__Aim__. Could you retype the material below line for line, with nothing changed?

__Record set__.
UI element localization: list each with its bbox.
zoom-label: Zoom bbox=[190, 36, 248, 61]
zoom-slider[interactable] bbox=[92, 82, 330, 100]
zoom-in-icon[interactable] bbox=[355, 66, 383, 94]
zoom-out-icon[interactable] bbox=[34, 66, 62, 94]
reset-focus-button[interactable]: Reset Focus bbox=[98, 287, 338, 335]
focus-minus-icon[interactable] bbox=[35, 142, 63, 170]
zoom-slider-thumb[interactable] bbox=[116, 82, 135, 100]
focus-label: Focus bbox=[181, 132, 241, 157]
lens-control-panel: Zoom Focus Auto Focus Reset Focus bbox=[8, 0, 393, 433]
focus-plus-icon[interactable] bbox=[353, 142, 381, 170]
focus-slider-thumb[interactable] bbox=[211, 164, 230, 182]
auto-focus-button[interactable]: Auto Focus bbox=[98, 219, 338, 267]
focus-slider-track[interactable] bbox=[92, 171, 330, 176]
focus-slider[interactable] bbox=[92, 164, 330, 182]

__Response below__.
UI element localization: list each with its bbox.
zoom-label: Zoom bbox=[190, 36, 248, 61]
zoom-slider[interactable] bbox=[92, 82, 330, 100]
zoom-in-icon[interactable] bbox=[355, 66, 383, 94]
zoom-out-icon[interactable] bbox=[34, 66, 62, 94]
reset-focus-button[interactable]: Reset Focus bbox=[98, 287, 338, 335]
focus-minus-icon[interactable] bbox=[35, 142, 63, 170]
zoom-slider-thumb[interactable] bbox=[116, 82, 135, 100]
focus-label: Focus bbox=[181, 132, 241, 157]
lens-control-panel: Zoom Focus Auto Focus Reset Focus bbox=[8, 0, 393, 433]
focus-plus-icon[interactable] bbox=[353, 142, 381, 170]
focus-slider-thumb[interactable] bbox=[211, 164, 230, 182]
auto-focus-button[interactable]: Auto Focus bbox=[98, 219, 338, 267]
focus-slider-track[interactable] bbox=[92, 171, 330, 176]
focus-slider[interactable] bbox=[92, 164, 330, 182]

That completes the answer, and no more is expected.